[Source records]
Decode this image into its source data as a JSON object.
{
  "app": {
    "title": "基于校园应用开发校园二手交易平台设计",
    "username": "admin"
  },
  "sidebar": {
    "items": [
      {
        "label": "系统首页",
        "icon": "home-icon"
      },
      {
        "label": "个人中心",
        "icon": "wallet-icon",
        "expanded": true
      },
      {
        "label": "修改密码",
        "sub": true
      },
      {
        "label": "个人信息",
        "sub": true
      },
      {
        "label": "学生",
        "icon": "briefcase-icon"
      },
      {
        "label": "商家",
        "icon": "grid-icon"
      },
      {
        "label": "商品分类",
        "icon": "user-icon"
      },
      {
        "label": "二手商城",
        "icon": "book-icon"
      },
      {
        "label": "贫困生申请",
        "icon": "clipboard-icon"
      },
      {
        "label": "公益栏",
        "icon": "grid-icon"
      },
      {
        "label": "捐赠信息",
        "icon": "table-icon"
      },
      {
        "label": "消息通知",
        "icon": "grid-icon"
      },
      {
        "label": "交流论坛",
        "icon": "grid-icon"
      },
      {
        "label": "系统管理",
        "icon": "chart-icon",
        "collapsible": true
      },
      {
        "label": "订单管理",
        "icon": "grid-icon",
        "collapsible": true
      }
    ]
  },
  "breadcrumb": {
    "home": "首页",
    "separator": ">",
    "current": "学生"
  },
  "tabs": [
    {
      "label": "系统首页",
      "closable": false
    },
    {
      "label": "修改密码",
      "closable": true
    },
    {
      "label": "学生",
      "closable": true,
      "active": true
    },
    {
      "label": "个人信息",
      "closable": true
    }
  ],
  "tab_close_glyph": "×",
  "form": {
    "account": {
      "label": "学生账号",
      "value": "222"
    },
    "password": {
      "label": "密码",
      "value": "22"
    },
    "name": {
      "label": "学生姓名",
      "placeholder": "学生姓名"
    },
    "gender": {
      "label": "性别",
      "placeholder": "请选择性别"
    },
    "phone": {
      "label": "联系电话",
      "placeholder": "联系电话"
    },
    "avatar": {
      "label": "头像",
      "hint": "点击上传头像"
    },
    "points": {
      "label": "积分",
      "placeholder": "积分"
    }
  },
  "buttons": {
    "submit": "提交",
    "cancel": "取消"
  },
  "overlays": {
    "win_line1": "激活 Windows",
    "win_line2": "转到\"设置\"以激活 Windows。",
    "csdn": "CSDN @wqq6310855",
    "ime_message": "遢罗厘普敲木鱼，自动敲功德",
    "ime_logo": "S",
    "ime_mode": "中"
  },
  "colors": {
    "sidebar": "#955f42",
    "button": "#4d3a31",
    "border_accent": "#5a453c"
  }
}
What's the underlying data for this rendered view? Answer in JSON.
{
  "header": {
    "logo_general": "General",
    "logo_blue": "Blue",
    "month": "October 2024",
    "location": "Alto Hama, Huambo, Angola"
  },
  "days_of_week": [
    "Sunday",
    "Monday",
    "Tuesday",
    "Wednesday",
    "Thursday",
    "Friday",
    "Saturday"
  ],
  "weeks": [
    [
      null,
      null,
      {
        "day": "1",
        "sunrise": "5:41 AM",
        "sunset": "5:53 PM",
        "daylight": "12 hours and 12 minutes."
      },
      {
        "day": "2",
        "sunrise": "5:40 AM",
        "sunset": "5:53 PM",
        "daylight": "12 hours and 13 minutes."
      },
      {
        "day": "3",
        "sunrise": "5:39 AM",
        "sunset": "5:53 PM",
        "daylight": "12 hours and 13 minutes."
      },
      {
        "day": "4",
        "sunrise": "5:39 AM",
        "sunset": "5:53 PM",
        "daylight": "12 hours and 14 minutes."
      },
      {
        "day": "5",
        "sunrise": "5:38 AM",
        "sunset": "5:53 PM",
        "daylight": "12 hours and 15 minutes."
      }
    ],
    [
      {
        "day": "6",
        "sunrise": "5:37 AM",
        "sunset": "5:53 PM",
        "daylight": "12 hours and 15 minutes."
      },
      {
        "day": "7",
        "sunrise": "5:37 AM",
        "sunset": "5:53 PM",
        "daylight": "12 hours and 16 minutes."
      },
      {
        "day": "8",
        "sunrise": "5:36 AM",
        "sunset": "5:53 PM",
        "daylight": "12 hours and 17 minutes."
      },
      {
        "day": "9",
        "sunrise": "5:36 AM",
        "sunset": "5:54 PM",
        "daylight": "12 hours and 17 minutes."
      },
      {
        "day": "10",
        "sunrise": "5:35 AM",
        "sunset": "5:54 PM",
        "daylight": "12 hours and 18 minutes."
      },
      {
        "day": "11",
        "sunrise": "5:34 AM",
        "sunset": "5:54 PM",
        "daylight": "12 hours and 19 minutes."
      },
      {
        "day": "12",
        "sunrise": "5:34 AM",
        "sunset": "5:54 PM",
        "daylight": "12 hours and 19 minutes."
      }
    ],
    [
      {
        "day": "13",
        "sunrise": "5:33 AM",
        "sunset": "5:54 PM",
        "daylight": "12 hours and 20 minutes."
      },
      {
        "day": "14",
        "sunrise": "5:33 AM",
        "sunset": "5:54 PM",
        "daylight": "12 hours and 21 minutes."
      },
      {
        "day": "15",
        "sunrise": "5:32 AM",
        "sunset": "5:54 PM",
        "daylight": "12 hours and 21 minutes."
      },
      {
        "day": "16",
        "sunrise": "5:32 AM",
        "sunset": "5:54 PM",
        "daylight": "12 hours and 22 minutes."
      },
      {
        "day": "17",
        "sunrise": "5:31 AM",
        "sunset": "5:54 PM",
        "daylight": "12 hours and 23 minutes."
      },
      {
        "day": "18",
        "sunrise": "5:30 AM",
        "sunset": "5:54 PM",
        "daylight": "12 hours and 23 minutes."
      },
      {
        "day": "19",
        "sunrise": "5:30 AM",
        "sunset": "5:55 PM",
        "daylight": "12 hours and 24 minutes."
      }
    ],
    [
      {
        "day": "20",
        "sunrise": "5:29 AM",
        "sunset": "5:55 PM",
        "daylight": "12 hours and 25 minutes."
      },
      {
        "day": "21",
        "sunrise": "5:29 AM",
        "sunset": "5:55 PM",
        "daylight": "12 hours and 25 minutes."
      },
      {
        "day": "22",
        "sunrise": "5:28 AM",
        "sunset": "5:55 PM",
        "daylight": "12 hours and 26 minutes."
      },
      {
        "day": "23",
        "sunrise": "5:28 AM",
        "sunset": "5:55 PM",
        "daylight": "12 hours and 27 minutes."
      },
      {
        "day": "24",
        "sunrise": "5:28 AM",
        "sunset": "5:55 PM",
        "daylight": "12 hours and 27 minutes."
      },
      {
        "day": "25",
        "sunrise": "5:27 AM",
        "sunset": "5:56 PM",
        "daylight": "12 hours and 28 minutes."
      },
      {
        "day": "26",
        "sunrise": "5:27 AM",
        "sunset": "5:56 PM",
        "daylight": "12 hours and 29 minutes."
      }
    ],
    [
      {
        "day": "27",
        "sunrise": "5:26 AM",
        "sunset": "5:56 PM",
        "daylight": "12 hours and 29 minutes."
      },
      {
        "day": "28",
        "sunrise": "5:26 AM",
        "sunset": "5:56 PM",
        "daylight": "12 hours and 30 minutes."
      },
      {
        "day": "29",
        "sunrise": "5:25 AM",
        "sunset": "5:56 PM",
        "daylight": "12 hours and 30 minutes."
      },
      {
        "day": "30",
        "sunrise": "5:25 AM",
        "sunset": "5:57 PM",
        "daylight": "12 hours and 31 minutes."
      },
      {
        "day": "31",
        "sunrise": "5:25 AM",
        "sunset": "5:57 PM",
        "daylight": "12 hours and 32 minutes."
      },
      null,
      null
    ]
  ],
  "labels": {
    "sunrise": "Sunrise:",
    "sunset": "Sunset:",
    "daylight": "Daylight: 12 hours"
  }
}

WHAT THE TASK REQUIRES => Every entry must be retyped in full, exactly as given.

SOLUTION TO THIS PROBLEM =>
Decode this image into its source data as a JSON object.
{
  "app": {
    "title": "基于校园应用开发校园二手交易平台设计",
    "username": "admin"
  },
  "sidebar": {
    "items": [
      {
        "label": "系统首页",
        "icon": "home-icon"
      },
      {
        "label": "个人中心",
        "icon": "wallet-icon",
        "expanded": true
      },
      {
        "label": "修改密码",
        "sub": true
      },
      {
        "label": "个人信息",
        "sub": true
      },
      {
        "label": "学生",
        "icon": "briefcase-icon"
      },
      {
        "label": "商家",
        "icon": "grid-icon"
      },
      {
        "label": "商品分类",
        "icon": "user-icon"
      },
      {
        "label": "二手商城",
        "icon": "book-icon"
      },
      {
        "label": "贫困生申请",
        "icon": "clipboard-icon"
      },
      {
        "label": "公益栏",
        "icon": "grid-icon"
      },
      {
        "label": "捐赠信息",
        "icon": "table-icon"
      },
      {
        "label": "消息通知",
        "icon": "grid-icon"
      },
      {
        "label": "交流论坛",
        "icon": "grid-icon"
      },
      {
        "label": "系统管理",
        "icon": "chart-icon",
        "collapsible": true
      },
      {
        "label": "订单管理",
        "icon": "grid-icon",
        "collapsible": true
      }
    ]
  },
  "breadcrumb": {
    "home": "首页",
    "separator": ">",
    "current": "学生"
  },
  "tabs": [
    {
      "label": "系统首页",
      "closable": false
    },
    {
      "label": "修改密码",
      "closable": true
    },
    {
      "label": "学生",
      "closable": true,
      "active": true
    },
    {
      "label": "个人信息",
      "closable": true
    }
  ],
  "tab_close_glyph": "×",
  "form": {
    "account": {
      "label": "学生账号",
      "value": "222"
    },
    "password": {
      "label": "密码",
      "value": "22"
    },
    "name": {
      "label": "学生姓名",
      "placeholder": "学生姓名"
    },
    "gender": {
      "label": "性别",
      "placeholder": "请选择性别"
    },
    "phone": {
      "label": "联系电话",
      "placeholder": "联系电话"
    },
    "avatar": {
      "label": "头像",
      "hint": "点击上传头像"
    },
    "points": {
      "label": "积分",
      "placeholder": "积分"
    }
  },
  "buttons": {
    "submit": "提交",
    "cancel": "取消"
  },
  "overlays": {
    "win_line1": "激活 Windows",
    "win_line2": "转到\"设置\"以激活 Windows。",
    "csdn": "CSDN @wqq6310855",
    "ime_message": "遢罗厘普敲木鱼，自动敲功德",
    "ime_logo": "S",
    "ime_mode": "中"
  },
  "colors": {
    "sidebar": "#955f42",
    "button": "#4d3a31",
    "border_accent": "#5a453c"
  }
}
What's the underlying data for this rendered view? Answer in JSON.
{
  "header": {
    "logo_general": "General",
    "logo_blue": "Blue",
    "month": "October 2024",
    "location": "Alto Hama, Huambo, Angola"
  },
  "days_of_week": [
    "Sunday",
    "Monday",
    "Tuesday",
    "Wednesday",
    "Thursday",
    "Friday",
    "Saturday"
  ],
  "weeks": [
    [
      null,
      null,
      {
        "day": "1",
        "sunrise": "5:41 AM",
        "sunset": "5:53 PM",
        "daylight": "12 hours and 12 minutes."
      },
      {
        "day": "2",
        "sunrise": "5:40 AM",
        "sunset": "5:53 PM",
        "daylight": "12 hours and 13 minutes."
      },
      {
        "day": "3",
        "sunrise": "5:39 AM",
        "sunset": "5:53 PM",
        "daylight": "12 hours and 13 minutes."
      },
      {
        "day": "4",
        "sunrise": "5:39 AM",
        "sunset": "5:53 PM",
        "daylight": "12 hours and 14 minutes."
      },
      {
        "day": "5",
        "sunrise": "5:38 AM",
        "sunset": "5:53 PM",
        "daylight": "12 hours and 15 minutes."
      }
    ],
    [
      {
        "day": "6",
        "sunrise": "5:37 AM",
        "sunset": "5:53 PM",
        "daylight": "12 hours and 15 minutes."
      },
      {
        "day": "7",
        "sunrise": "5:37 AM",
        "sunset": "5:53 PM",
        "daylight": "12 hours and 16 minutes."
      },
      {
        "day": "8",
        "sunrise": "5:36 AM",
        "sunset": "5:53 PM",
        "daylight": "12 hours and 17 minutes."
      },
      {
        "day": "9",
        "sunrise": "5:36 AM",
        "sunset": "5:54 PM",
        "daylight": "12 hours and 17 minutes."
      },
      {
        "day": "10",
        "sunrise": "5:35 AM",
        "sunset": "5:54 PM",
        "daylight": "12 hours and 18 minutes."
      },
      {
        "day": "11",
        "sunrise": "5:34 AM",
        "sunset": "5:54 PM",
        "daylight": "12 hours and 19 minutes."
      },
      {
        "day": "12",
        "sunrise": "5:34 AM",
        "sunset": "5:54 PM",
        "daylight": "12 hours and 19 minutes."
      }
    ],
    [
      {
        "day": "13",
        "sunrise": "5:33 AM",
        "sunset": "5:54 PM",
        "daylight": "12 hours and 20 minutes."
      },
      {
        "day": "14",
        "sunrise": "5:33 AM",
        "sunset": "5:54 PM",
        "daylight": "12 hours and 21 minutes."
      },
      {
        "day": "15",
        "sunrise": "5:32 AM",
        "sunset": "5:54 PM",
        "daylight": "12 hours and 21 minutes."
      },
      {
        "day": "16",
        "sunrise": "5:32 AM",
        "sunset": "5:54 PM",
        "daylight": "12 hours and 22 minutes."
      },
      {
        "day": "17",
        "sunrise": "5:31 AM",
        "sunset": "5:54 PM",
        "daylight": "12 hours and 23 minutes."
      },
      {
        "day": "18",
        "sunrise": "5:30 AM",
        "sunset": "5:54 PM",
        "daylight": "12 hours and 23 minutes."
      },
      {
        "day": "19",
        "sunrise": "5:30 AM",
        "sunset": "5:55 PM",
        "daylight": "12 hours and 24 minutes."
      }
    ],
    [
      {
        "day": "20",
        "sunrise": "5:29 AM",
        "sunset": "5:55 PM",
        "daylight": "12 hours and 25 minutes."
      },
      {
        "day": "21",
        "sunrise": "5:29 AM",
        "sunset": "5:55 PM",
        "daylight": "12 hours and 25 minutes."
      },
      {
        "day": "22",
        "sunrise": "5:28 AM",
        "sunset": "5:55 PM",
        "daylight": "12 hours and 26 minutes."
      },
      {
        "day": "23",
        "sunrise": "5:28 AM",
        "sunset": "5:55 PM",
        "daylight": "12 hours and 27 minutes."
      },
      {
        "day": "24",
        "sunrise": "5:28 AM",
        "sunset": "5:55 PM",
        "daylight": "12 hours and 27 minutes."
      },
      {
        "day": "25",
        "sunrise": "5:27 AM",
        "sunset": "5:56 PM",
        "daylight": "12 hours and 28 minutes."
      },
      {
        "day": "26",
        "sunrise": "5:27 AM",
        "sunset": "5:56 PM",
        "daylight": "12 hours and 29 minutes."
      }
    ],
    [
      {
        "day": "27",
        "sunrise": "5:26 AM",
        "sunset": "5:56 PM",
        "daylight": "12 hours and 29 minutes."
      },
      {
        "day": "28",
        "sunrise": "5:26 AM",
        "sunset": "5:56 PM",
        "daylight": "12 hours and 30 minutes."
      },
      {
        "day": "29",
        "sunrise": "5:25 AM",
        "sunset": "5:56 PM",
        "daylight": "12 hours and 30 minutes."
      },
      {
        "day": "30",
        "sunrise": "5:25 AM",
        "sunset": "5:57 PM",
        "daylight": "12 hours and 31 minutes."
      },
      {
        "day": "31",
        "sunrise": "5:25 AM",
        "sunset": "5:57 PM",
        "daylight": "12 hours and 32 minutes."
      },
      null,
      null
    ]
  ],
  "labels": {
    "sunrise": "Sunrise:",
    "sunset": "Sunset:",
    "daylight": "Daylight: 12 hours"
  }
}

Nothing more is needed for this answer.